» **Work request**
Apart from the pictures, which must be omitted, restate the data exactly.

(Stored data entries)
--- START ---
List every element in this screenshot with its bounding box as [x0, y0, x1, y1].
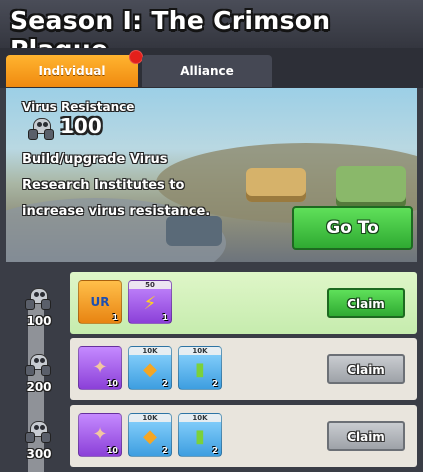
milestone-level: 100: [26, 314, 52, 328]
claim-button[interactable]: Claim: [327, 288, 405, 318]
tab-bar: Individual Alliance: [0, 48, 423, 88]
tab-alliance[interactable]: Alliance: [142, 55, 272, 87]
ur-badge-icon[interactable]: UR 1: [78, 280, 122, 324]
lightning-speedup-icon[interactable]: 50 ⚡ 1: [128, 280, 172, 324]
reward-count: 10: [106, 446, 118, 455]
gas-mask-icon: [25, 288, 51, 310]
tab-individual[interactable]: Individual: [6, 50, 143, 87]
gas-mask-icon: [25, 354, 51, 376]
milestone-tier: 200: [20, 348, 54, 398]
tab-individual-label: Individual: [38, 64, 106, 78]
hero-shard-icon[interactable]: ✦ 10: [78, 346, 122, 390]
reward-count: 2: [162, 446, 168, 455]
virus-resistance-value: 100: [60, 114, 102, 138]
oil-vial-icon[interactable]: 10K ▮ 2: [178, 413, 222, 457]
milestone-tier: 100: [20, 282, 54, 332]
go-to-button[interactable]: Go To: [292, 206, 413, 250]
reward-count: 2: [212, 446, 218, 455]
hero-shard-icon[interactable]: ✦ 10: [78, 413, 122, 457]
milestone-row: ✦ 10 10K ◆ 2 10K ▮ 2 Claim: [70, 405, 417, 467]
claim-button[interactable]: Claim: [327, 354, 405, 384]
tab-alliance-label: Alliance: [180, 64, 234, 78]
tank-illustration: [246, 168, 306, 202]
gas-mask-icon: [25, 421, 51, 443]
tank-illustration: [336, 166, 406, 208]
gas-mask-icon: [28, 118, 54, 140]
reward-tag: 10K: [129, 414, 171, 422]
ore-resource-icon[interactable]: 10K ◆ 2: [128, 346, 172, 390]
reward-count: 1: [112, 313, 118, 322]
ore-resource-icon[interactable]: 10K ◆ 2: [128, 413, 172, 457]
reward-tag: 10K: [179, 347, 221, 355]
notification-dot-icon: [129, 50, 143, 64]
reward-tag: 50: [129, 281, 171, 289]
milestone-row: ✦ 10 10K ◆ 2 10K ▮ 2 Claim: [70, 338, 417, 400]
milestone-level: 300: [26, 447, 52, 461]
milestone-level: 200: [26, 380, 52, 394]
milestone-row: UR 1 50 ⚡ 1 Claim: [70, 272, 417, 334]
claim-button[interactable]: Claim: [327, 421, 405, 451]
oil-vial-icon[interactable]: 10K ▮ 2: [178, 346, 222, 390]
milestone-tier: 300: [20, 415, 54, 465]
reward-count: 2: [212, 379, 218, 388]
reward-tag: 10K: [129, 347, 171, 355]
title-bar: Season I: The Crimson Plague: [0, 0, 423, 64]
reward-count: 1: [162, 313, 168, 322]
reward-count: 10: [106, 379, 118, 388]
virus-resistance-label: Virus Resistance: [22, 100, 135, 114]
banner-description: Build/upgrade Virus Research Institutes …: [22, 152, 211, 219]
reward-count: 2: [162, 379, 168, 388]
reward-tag: 10K: [179, 414, 221, 422]
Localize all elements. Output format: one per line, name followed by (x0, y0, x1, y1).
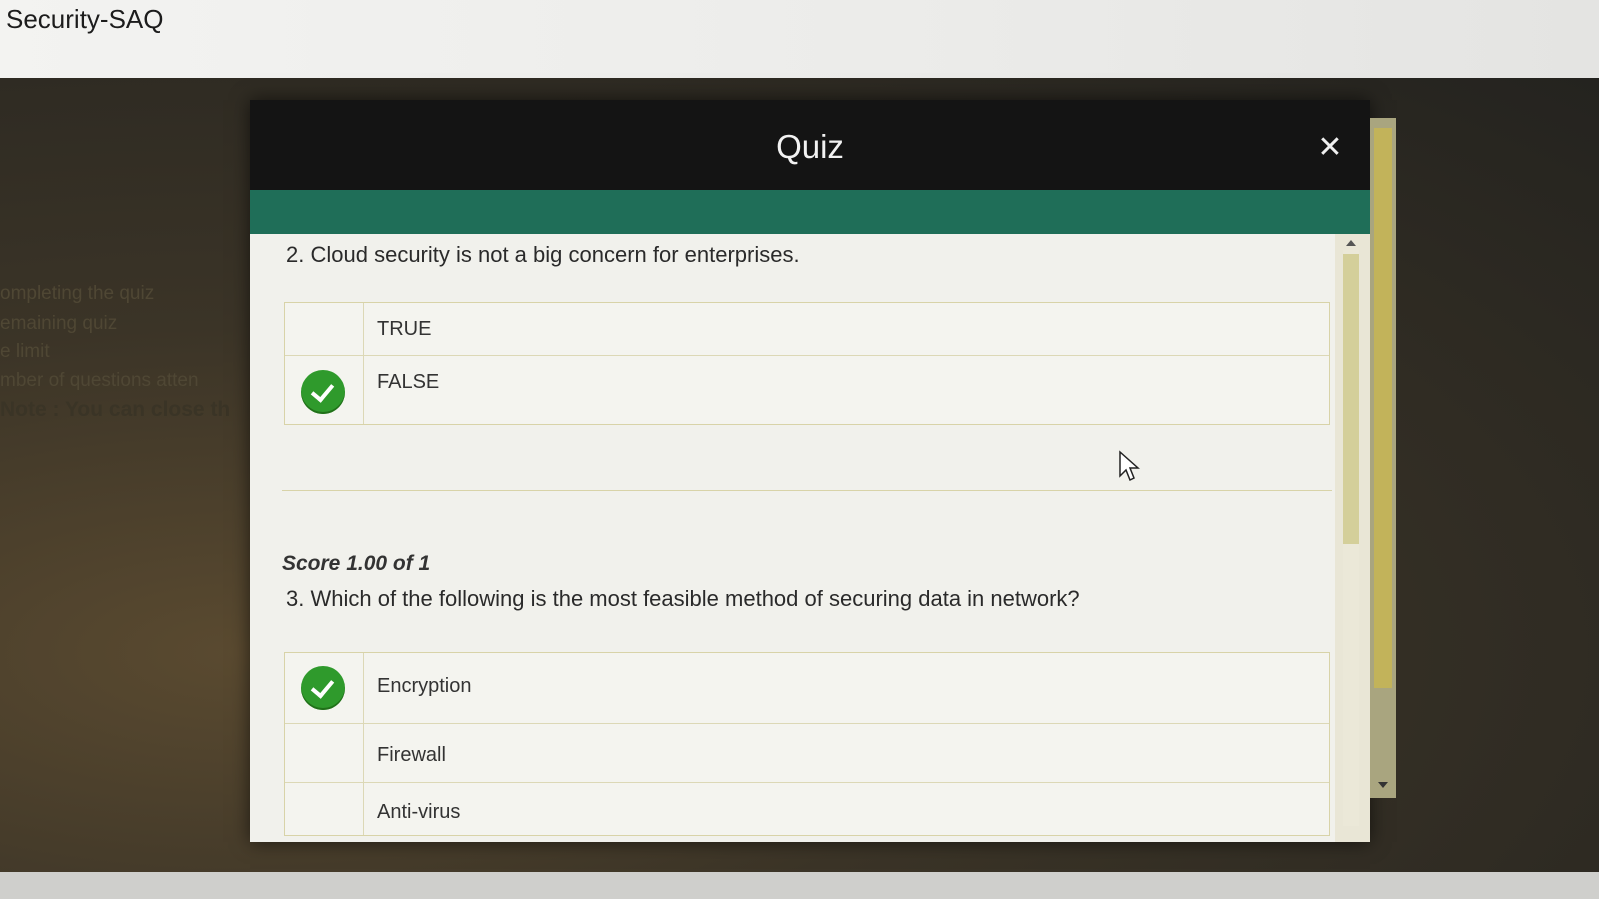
question-2-options: TRUE FALSE (284, 302, 1330, 425)
option-label: FALSE (377, 371, 440, 393)
option-label: Firewall (377, 744, 446, 766)
question-label: Which of the following is the most feasi… (310, 586, 1080, 611)
option-indicator (285, 303, 364, 355)
check-icon (301, 666, 345, 710)
quiz-modal: Quiz ✕ 2. Cloud security is not a big co… (250, 100, 1370, 842)
question-3-text: 3. Which of the following is the most fe… (286, 586, 1080, 612)
option-encryption[interactable]: Encryption (285, 653, 1329, 724)
scroll-down-arrow-icon[interactable] (1378, 782, 1388, 788)
background-text-2: emaining quiz (0, 313, 118, 334)
option-indicator (285, 724, 364, 782)
close-icon[interactable]: ✕ (1316, 133, 1344, 163)
outer-scrollbar-thumb[interactable] (1374, 128, 1392, 688)
option-indicator (285, 783, 364, 835)
mouse-cursor-icon (1119, 450, 1140, 482)
question-3-options: Encryption Firewall Anti-virus (284, 652, 1330, 836)
background-text-1: ompleting the quiz (0, 283, 155, 304)
option-anti-virus[interactable]: Anti-virus (285, 783, 1329, 835)
progress-strip (250, 190, 1370, 234)
page-footer (0, 872, 1599, 899)
score-text: Score 1.00 of 1 (282, 552, 431, 575)
option-label: Anti-virus (377, 801, 461, 823)
background-text-3: e limit (0, 341, 50, 362)
inner-scrollbar[interactable] (1335, 234, 1370, 842)
background-note: Note : You can close th (0, 398, 231, 421)
question-number: 3. (286, 586, 305, 611)
modal-title: Quiz (776, 128, 844, 165)
option-firewall[interactable]: Firewall (285, 724, 1329, 783)
option-true[interactable]: TRUE (285, 303, 1329, 356)
scrollbar-thumb[interactable] (1343, 254, 1359, 544)
question-label: Cloud security is not a big concern for … (310, 242, 800, 267)
background-text-4: mber of questions atten (0, 370, 199, 391)
modal-header: Quiz ✕ (250, 100, 1370, 190)
page-header: Security-SAQ (0, 0, 1599, 78)
option-false[interactable]: FALSE (285, 356, 1329, 424)
check-icon (301, 370, 345, 414)
page-title: Security-SAQ (6, 4, 164, 34)
option-label: Encryption (377, 675, 472, 697)
scroll-up-arrow-icon[interactable] (1346, 240, 1356, 246)
option-label: TRUE (377, 318, 432, 340)
outer-scrollbar[interactable] (1370, 118, 1396, 798)
question-number: 2. (286, 242, 305, 267)
option-indicator (285, 356, 364, 424)
question-2-text: 2. Cloud security is not a big concern f… (286, 242, 800, 268)
option-indicator (285, 653, 364, 723)
question-divider (282, 490, 1332, 491)
quiz-body[interactable]: 2. Cloud security is not a big concern f… (250, 234, 1335, 842)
--- END ---
» **Exercise output**
List every element in this screenshot with its bounding box as [x0, y0, x1, y1].
milestone-level: 100: [26, 314, 52, 328]
claim-button[interactable]: Claim: [327, 288, 405, 318]
tab-bar: Individual Alliance: [0, 48, 423, 88]
tab-alliance[interactable]: Alliance: [142, 55, 272, 87]
ur-badge-icon[interactable]: UR 1: [78, 280, 122, 324]
lightning-speedup-icon[interactable]: 50 ⚡ 1: [128, 280, 172, 324]
reward-count: 10: [106, 446, 118, 455]
gas-mask-icon: [25, 288, 51, 310]
tab-individual[interactable]: Individual: [6, 50, 143, 87]
gas-mask-icon: [25, 354, 51, 376]
milestone-tier: 200: [20, 348, 54, 398]
tab-individual-label: Individual: [38, 64, 106, 78]
hero-shard-icon[interactable]: ✦ 10: [78, 346, 122, 390]
reward-count: 2: [162, 446, 168, 455]
virus-resistance-value: 100: [60, 114, 102, 138]
oil-vial-icon[interactable]: 10K ▮ 2: [178, 413, 222, 457]
milestone-tier: 100: [20, 282, 54, 332]
go-to-button[interactable]: Go To: [292, 206, 413, 250]
reward-count: 2: [212, 446, 218, 455]
hero-shard-icon[interactable]: ✦ 10: [78, 413, 122, 457]
milestone-row: ✦ 10 10K ◆ 2 10K ▮ 2 Claim: [70, 405, 417, 467]
claim-button[interactable]: Claim: [327, 354, 405, 384]
tab-alliance-label: Alliance: [180, 64, 234, 78]
tank-illustration: [246, 168, 306, 202]
gas-mask-icon: [25, 421, 51, 443]
tank-illustration: [336, 166, 406, 208]
gas-mask-icon: [28, 118, 54, 140]
reward-tag: 10K: [129, 414, 171, 422]
ore-resource-icon[interactable]: 10K ◆ 2: [128, 346, 172, 390]
reward-count: 1: [112, 313, 118, 322]
ore-resource-icon[interactable]: 10K ◆ 2: [128, 413, 172, 457]
reward-tag: 10K: [179, 347, 221, 355]
notification-dot-icon: [129, 50, 143, 64]
reward-tag: 50: [129, 281, 171, 289]
milestone-row: ✦ 10 10K ◆ 2 10K ▮ 2 Claim: [70, 338, 417, 400]
milestone-level: 300: [26, 447, 52, 461]
milestone-level: 200: [26, 380, 52, 394]
milestone-row: UR 1 50 ⚡ 1 Claim: [70, 272, 417, 334]
claim-button[interactable]: Claim: [327, 421, 405, 451]
oil-vial-icon[interactable]: 10K ▮ 2: [178, 346, 222, 390]
milestone-tier: 300: [20, 415, 54, 465]
reward-count: 2: [212, 379, 218, 388]
reward-tag: 10K: [129, 347, 171, 355]
title-bar: Season I: The Crimson Plague: [0, 0, 423, 64]
reward-count: 1: [162, 313, 168, 322]
reward-count: 10: [106, 379, 118, 388]
virus-resistance-label: Virus Resistance: [22, 100, 135, 114]
banner-description: Build/upgrade Virus Research Institutes …: [22, 152, 211, 219]
reward-count: 2: [162, 379, 168, 388]
reward-tag: 10K: [179, 414, 221, 422]
Localize all elements. Output format: one per line, name followed by (x0, y0, x1, y1).
question-2-options: TRUE FALSE (284, 302, 1330, 425)
option-label: FALSE (377, 371, 440, 393)
option-label: Firewall (377, 744, 446, 766)
question-label: Which of the following is the most feasi… (310, 586, 1080, 611)
option-indicator (285, 303, 364, 355)
check-icon (301, 666, 345, 710)
quiz-modal: Quiz ✕ 2. Cloud security is not a big co… (250, 100, 1370, 842)
question-3-text: 3. Which of the following is the most fe… (286, 586, 1080, 612)
option-encryption[interactable]: Encryption (285, 653, 1329, 724)
scroll-down-arrow-icon[interactable] (1378, 782, 1388, 788)
background-text-2: emaining quiz (0, 313, 118, 334)
option-indicator (285, 724, 364, 782)
close-icon[interactable]: ✕ (1316, 133, 1344, 163)
outer-scrollbar-thumb[interactable] (1374, 128, 1392, 688)
option-indicator (285, 783, 364, 835)
mouse-cursor-icon (1119, 450, 1140, 482)
question-3-options: Encryption Firewall Anti-virus (284, 652, 1330, 836)
background-text-1: ompleting the quiz (0, 283, 155, 304)
option-anti-virus[interactable]: Anti-virus (285, 783, 1329, 835)
progress-strip (250, 190, 1370, 234)
page-footer (0, 872, 1599, 899)
score-text: Score 1.00 of 1 (282, 552, 431, 575)
option-label: Anti-virus (377, 801, 461, 823)
background-text-3: e limit (0, 341, 50, 362)
inner-scrollbar[interactable] (1335, 234, 1370, 842)
background-note: Note : You can close th (0, 398, 231, 421)
question-number: 3. (286, 586, 305, 611)
modal-title: Quiz (776, 128, 844, 165)
option-firewall[interactable]: Firewall (285, 724, 1329, 783)
option-true[interactable]: TRUE (285, 303, 1329, 356)
scrollbar-thumb[interactable] (1343, 254, 1359, 544)
question-label: Cloud security is not a big concern for … (310, 242, 800, 267)
background-text-4: mber of questions atten (0, 370, 199, 391)
modal-header: Quiz ✕ (250, 100, 1370, 190)
page-header: Security-SAQ (0, 0, 1599, 78)
option-false[interactable]: FALSE (285, 356, 1329, 424)
check-icon (301, 370, 345, 414)
page-title: Security-SAQ (6, 4, 164, 34)
option-label: Encryption (377, 675, 472, 697)
scroll-up-arrow-icon[interactable] (1346, 240, 1356, 246)
option-label: TRUE (377, 318, 432, 340)
outer-scrollbar[interactable] (1370, 118, 1396, 798)
question-number: 2. (286, 242, 305, 267)
option-indicator (285, 356, 364, 424)
question-2-text: 2. Cloud security is not a big concern f… (286, 242, 800, 268)
option-indicator (285, 653, 364, 723)
question-divider (282, 490, 1332, 491)
quiz-body[interactable]: 2. Cloud security is not a big concern f… (250, 234, 1335, 842)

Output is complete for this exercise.